▶ [WHAT THE TASK ASKS] Copy the records exactly. Include every line.
***** AVAILABLE DATA *****
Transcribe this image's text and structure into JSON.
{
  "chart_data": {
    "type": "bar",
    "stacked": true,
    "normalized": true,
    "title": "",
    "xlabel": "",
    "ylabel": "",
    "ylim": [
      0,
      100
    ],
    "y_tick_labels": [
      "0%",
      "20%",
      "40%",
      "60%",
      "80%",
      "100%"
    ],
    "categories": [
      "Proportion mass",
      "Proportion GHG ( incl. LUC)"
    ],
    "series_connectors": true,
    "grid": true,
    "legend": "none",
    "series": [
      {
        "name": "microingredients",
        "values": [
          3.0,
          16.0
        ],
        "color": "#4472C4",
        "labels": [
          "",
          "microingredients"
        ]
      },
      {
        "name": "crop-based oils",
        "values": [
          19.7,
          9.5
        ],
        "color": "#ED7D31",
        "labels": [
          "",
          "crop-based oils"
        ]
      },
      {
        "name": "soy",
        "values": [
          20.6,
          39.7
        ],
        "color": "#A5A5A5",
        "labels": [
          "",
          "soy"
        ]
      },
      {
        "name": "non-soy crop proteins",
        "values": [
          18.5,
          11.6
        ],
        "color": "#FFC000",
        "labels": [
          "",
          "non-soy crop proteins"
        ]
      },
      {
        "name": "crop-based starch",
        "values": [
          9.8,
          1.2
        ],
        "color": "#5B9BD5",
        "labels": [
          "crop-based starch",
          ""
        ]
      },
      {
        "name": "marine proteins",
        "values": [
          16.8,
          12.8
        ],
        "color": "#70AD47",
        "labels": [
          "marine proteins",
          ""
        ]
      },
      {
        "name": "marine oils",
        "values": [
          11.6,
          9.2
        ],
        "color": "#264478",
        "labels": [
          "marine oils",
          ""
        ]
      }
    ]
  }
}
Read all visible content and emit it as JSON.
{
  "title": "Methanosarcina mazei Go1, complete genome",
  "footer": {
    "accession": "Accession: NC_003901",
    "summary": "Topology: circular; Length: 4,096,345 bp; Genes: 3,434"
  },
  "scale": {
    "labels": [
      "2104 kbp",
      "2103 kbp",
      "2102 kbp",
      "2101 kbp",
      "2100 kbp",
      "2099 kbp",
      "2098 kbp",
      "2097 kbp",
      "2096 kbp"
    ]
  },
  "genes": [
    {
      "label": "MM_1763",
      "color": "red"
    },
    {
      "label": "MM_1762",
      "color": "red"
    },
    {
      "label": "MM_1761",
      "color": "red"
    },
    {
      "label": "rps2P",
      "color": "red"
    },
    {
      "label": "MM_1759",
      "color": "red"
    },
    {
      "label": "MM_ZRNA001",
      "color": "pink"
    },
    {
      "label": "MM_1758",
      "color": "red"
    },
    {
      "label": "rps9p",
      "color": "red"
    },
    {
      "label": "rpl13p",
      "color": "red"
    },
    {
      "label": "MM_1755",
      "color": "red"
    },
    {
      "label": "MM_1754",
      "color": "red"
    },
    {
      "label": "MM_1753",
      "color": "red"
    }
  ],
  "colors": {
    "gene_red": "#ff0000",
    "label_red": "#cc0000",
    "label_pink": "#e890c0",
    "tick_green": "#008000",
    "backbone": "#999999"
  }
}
*****
▶ [ANSWER BELOW]
Transcribe this image's text and structure into JSON.
{
  "chart_data": {
    "type": "bar",
    "stacked": true,
    "normalized": true,
    "title": "",
    "xlabel": "",
    "ylabel": "",
    "ylim": [
      0,
      100
    ],
    "y_tick_labels": [
      "0%",
      "20%",
      "40%",
      "60%",
      "80%",
      "100%"
    ],
    "categories": [
      "Proportion mass",
      "Proportion GHG ( incl. LUC)"
    ],
    "series_connectors": true,
    "grid": true,
    "legend": "none",
    "series": [
      {
        "name": "microingredients",
        "values": [
          3.0,
          16.0
        ],
        "color": "#4472C4",
        "labels": [
          "",
          "microingredients"
        ]
      },
      {
        "name": "crop-based oils",
        "values": [
          19.7,
          9.5
        ],
        "color": "#ED7D31",
        "labels": [
          "",
          "crop-based oils"
        ]
      },
      {
        "name": "soy",
        "values": [
          20.6,
          39.7
        ],
        "color": "#A5A5A5",
        "labels": [
          "",
          "soy"
        ]
      },
      {
        "name": "non-soy crop proteins",
        "values": [
          18.5,
          11.6
        ],
        "color": "#FFC000",
        "labels": [
          "",
          "non-soy crop proteins"
        ]
      },
      {
        "name": "crop-based starch",
        "values": [
          9.8,
          1.2
        ],
        "color": "#5B9BD5",
        "labels": [
          "crop-based starch",
          ""
        ]
      },
      {
        "name": "marine proteins",
        "values": [
          16.8,
          12.8
        ],
        "color": "#70AD47",
        "labels": [
          "marine proteins",
          ""
        ]
      },
      {
        "name": "marine oils",
        "values": [
          11.6,
          9.2
        ],
        "color": "#264478",
        "labels": [
          "marine oils",
          ""
        ]
      }
    ]
  }
}
Read all visible content and emit it as JSON.
{
  "title": "Methanosarcina mazei Go1, complete genome",
  "footer": {
    "accession": "Accession: NC_003901",
    "summary": "Topology: circular; Length: 4,096,345 bp; Genes: 3,434"
  },
  "scale": {
    "labels": [
      "2104 kbp",
      "2103 kbp",
      "2102 kbp",
      "2101 kbp",
      "2100 kbp",
      "2099 kbp",
      "2098 kbp",
      "2097 kbp",
      "2096 kbp"
    ]
  },
  "genes": [
    {
      "label": "MM_1763",
      "color": "red"
    },
    {
      "label": "MM_1762",
      "color": "red"
    },
    {
      "label": "MM_1761",
      "color": "red"
    },
    {
      "label": "rps2P",
      "color": "red"
    },
    {
      "label": "MM_1759",
      "color": "red"
    },
    {
      "label": "MM_ZRNA001",
      "color": "pink"
    },
    {
      "label": "MM_1758",
      "color": "red"
    },
    {
      "label": "rps9p",
      "color": "red"
    },
    {
      "label": "rpl13p",
      "color": "red"
    },
    {
      "label": "MM_1755",
      "color": "red"
    },
    {
      "label": "MM_1754",
      "color": "red"
    },
    {
      "label": "MM_1753",
      "color": "red"
    }
  ],
  "colors": {
    "gene_red": "#ff0000",
    "label_red": "#cc0000",
    "label_pink": "#e890c0",
    "tick_green": "#008000",
    "backbone": "#999999"
  }
}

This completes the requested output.